* What you are asked to do:
Exact repetition is required: output every record in full.

═════ Exercise material

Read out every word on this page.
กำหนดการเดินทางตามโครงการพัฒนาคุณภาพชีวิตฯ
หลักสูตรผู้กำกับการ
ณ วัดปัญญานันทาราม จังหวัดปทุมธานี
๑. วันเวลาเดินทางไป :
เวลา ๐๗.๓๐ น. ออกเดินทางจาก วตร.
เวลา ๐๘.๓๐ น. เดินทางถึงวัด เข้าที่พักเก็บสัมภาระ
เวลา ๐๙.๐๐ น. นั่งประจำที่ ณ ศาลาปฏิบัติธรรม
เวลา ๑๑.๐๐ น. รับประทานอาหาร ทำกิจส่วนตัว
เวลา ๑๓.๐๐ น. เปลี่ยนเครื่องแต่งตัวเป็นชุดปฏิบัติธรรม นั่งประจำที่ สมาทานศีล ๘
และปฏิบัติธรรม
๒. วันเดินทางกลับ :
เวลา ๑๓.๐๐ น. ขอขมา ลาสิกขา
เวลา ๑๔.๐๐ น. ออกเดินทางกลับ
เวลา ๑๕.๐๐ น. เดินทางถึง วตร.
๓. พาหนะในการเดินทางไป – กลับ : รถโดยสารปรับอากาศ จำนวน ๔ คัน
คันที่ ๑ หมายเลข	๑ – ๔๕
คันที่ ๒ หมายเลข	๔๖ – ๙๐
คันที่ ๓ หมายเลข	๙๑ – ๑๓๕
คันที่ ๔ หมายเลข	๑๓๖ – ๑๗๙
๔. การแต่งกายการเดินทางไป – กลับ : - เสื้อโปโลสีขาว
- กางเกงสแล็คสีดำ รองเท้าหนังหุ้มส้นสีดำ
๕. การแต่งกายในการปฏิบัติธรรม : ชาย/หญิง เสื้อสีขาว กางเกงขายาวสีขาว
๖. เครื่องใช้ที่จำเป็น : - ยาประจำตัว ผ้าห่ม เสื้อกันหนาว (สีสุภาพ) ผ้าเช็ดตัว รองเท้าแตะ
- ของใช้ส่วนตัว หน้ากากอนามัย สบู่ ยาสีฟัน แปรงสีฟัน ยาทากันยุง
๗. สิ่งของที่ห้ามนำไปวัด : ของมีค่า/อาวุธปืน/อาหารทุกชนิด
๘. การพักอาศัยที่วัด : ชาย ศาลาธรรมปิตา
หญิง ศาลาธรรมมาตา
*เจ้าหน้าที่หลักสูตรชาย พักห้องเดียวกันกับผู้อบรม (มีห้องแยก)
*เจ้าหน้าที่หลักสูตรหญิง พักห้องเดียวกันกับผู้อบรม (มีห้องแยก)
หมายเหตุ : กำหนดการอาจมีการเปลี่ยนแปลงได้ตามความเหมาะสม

══════════

* Full output:
Read out every word on this page.
กำหนดการเดินทางตามโครงการพัฒนาคุณภาพชีวิตฯ
หลักสูตรผู้กำกับการ
ณ วัดปัญญานันทาราม จังหวัดปทุมธานี
๑. วันเวลาเดินทางไป :
เวลา ๐๗.๓๐ น. ออกเดินทางจาก วตร.
เวลา ๐๘.๓๐ น. เดินทางถึงวัด เข้าที่พักเก็บสัมภาระ
เวลา ๐๙.๐๐ น. นั่งประจำที่ ณ ศาลาปฏิบัติธรรม
เวลา ๑๑.๐๐ น. รับประทานอาหาร ทำกิจส่วนตัว
เวลา ๑๓.๐๐ น. เปลี่ยนเครื่องแต่งตัวเป็นชุดปฏิบัติธรรม นั่งประจำที่ สมาทานศีล ๘
และปฏิบัติธรรม
๒. วันเดินทางกลับ :
เวลา ๑๓.๐๐ น. ขอขมา ลาสิกขา
เวลา ๑๔.๐๐ น. ออกเดินทางกลับ
เวลา ๑๕.๐๐ น. เดินทางถึง วตร.
๓. พาหนะในการเดินทางไป – กลับ : รถโดยสารปรับอากาศ จำนวน ๔ คัน
คันที่ ๑ หมายเลข	๑ – ๔๕
คันที่ ๒ หมายเลข	๔๖ – ๙๐
คันที่ ๓ หมายเลข	๙๑ – ๑๓๕
คันที่ ๔ หมายเลข	๑๓๖ – ๑๗๙
๔. การแต่งกายการเดินทางไป – กลับ : - เสื้อโปโลสีขาว
- กางเกงสแล็คสีดำ รองเท้าหนังหุ้มส้นสีดำ
๕. การแต่งกายในการปฏิบัติธรรม : ชาย/หญิง เสื้อสีขาว กางเกงขายาวสีขาว
๖. เครื่องใช้ที่จำเป็น : - ยาประจำตัว ผ้าห่ม เสื้อกันหนาว (สีสุภาพ) ผ้าเช็ดตัว รองเท้าแตะ
- ของใช้ส่วนตัว หน้ากากอนามัย สบู่ ยาสีฟัน แปรงสีฟัน ยาทากันยุง
๗. สิ่งของที่ห้ามนำไปวัด : ของมีค่า/อาวุธปืน/อาหารทุกชนิด
๘. การพักอาศัยที่วัด : ชาย ศาลาธรรมปิตา
หญิง ศาลาธรรมมาตา
*เจ้าหน้าที่หลักสูตรชาย พักห้องเดียวกันกับผู้อบรม (มีห้องแยก)
*เจ้าหน้าที่หลักสูตรหญิง พักห้องเดียวกันกับผู้อบรม (มีห้องแยก)
หมายเหตุ : กำหนดการอาจมีการเปลี่ยนแปลงได้ตามความเหมาะสม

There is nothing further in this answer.